Listed records |
------------------------------
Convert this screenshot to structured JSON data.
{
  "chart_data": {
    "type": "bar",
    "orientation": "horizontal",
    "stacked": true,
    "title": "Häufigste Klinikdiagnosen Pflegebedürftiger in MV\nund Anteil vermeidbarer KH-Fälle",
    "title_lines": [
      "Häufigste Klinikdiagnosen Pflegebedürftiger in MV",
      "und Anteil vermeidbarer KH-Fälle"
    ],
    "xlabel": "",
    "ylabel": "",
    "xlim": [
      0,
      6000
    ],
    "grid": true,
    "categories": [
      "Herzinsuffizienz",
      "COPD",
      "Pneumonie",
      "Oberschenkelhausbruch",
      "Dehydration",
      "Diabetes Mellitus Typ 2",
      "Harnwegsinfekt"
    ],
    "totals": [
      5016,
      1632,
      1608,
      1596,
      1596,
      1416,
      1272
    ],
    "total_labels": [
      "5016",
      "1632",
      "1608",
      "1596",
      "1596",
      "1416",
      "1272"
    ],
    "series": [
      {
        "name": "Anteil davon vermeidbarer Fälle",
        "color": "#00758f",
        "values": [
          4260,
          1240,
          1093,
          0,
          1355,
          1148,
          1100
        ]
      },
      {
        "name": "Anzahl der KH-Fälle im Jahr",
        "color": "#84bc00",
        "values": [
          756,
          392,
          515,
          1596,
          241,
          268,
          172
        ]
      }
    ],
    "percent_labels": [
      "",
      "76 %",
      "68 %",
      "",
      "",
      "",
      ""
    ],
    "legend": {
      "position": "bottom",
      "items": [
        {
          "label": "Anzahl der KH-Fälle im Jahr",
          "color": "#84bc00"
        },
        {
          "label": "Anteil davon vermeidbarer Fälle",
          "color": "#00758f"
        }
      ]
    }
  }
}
------------------------------
Problem to work on |
Each line of the material above must be retyped precisely.

Problem solution |
Convert this screenshot to structured JSON data.
{
  "chart_data": {
    "type": "bar",
    "orientation": "horizontal",
    "stacked": true,
    "title": "Häufigste Klinikdiagnosen Pflegebedürftiger in MV\nund Anteil vermeidbarer KH-Fälle",
    "title_lines": [
      "Häufigste Klinikdiagnosen Pflegebedürftiger in MV",
      "und Anteil vermeidbarer KH-Fälle"
    ],
    "xlabel": "",
    "ylabel": "",
    "xlim": [
      0,
      6000
    ],
    "grid": true,
    "categories": [
      "Herzinsuffizienz",
      "COPD",
      "Pneumonie",
      "Oberschenkelhausbruch",
      "Dehydration",
      "Diabetes Mellitus Typ 2",
      "Harnwegsinfekt"
    ],
    "totals": [
      5016,
      1632,
      1608,
      1596,
      1596,
      1416,
      1272
    ],
    "total_labels": [
      "5016",
      "1632",
      "1608",
      "1596",
      "1596",
      "1416",
      "1272"
    ],
    "series": [
      {
        "name": "Anteil davon vermeidbarer Fälle",
        "color": "#00758f",
        "values": [
          4260,
          1240,
          1093,
          0,
          1355,
          1148,
          1100
        ]
      },
      {
        "name": "Anzahl der KH-Fälle im Jahr",
        "color": "#84bc00",
        "values": [
          756,
          392,
          515,
          1596,
          241,
          268,
          172
        ]
      }
    ],
    "percent_labels": [
      "",
      "76 %",
      "68 %",
      "",
      "",
      "",
      ""
    ],
    "legend": {
      "position": "bottom",
      "items": [
        {
          "label": "Anzahl der KH-Fälle im Jahr",
          "color": "#84bc00"
        },
        {
          "label": "Anteil davon vermeidbarer Fälle",
          "color": "#00758f"
        }
      ]
    }
  }
}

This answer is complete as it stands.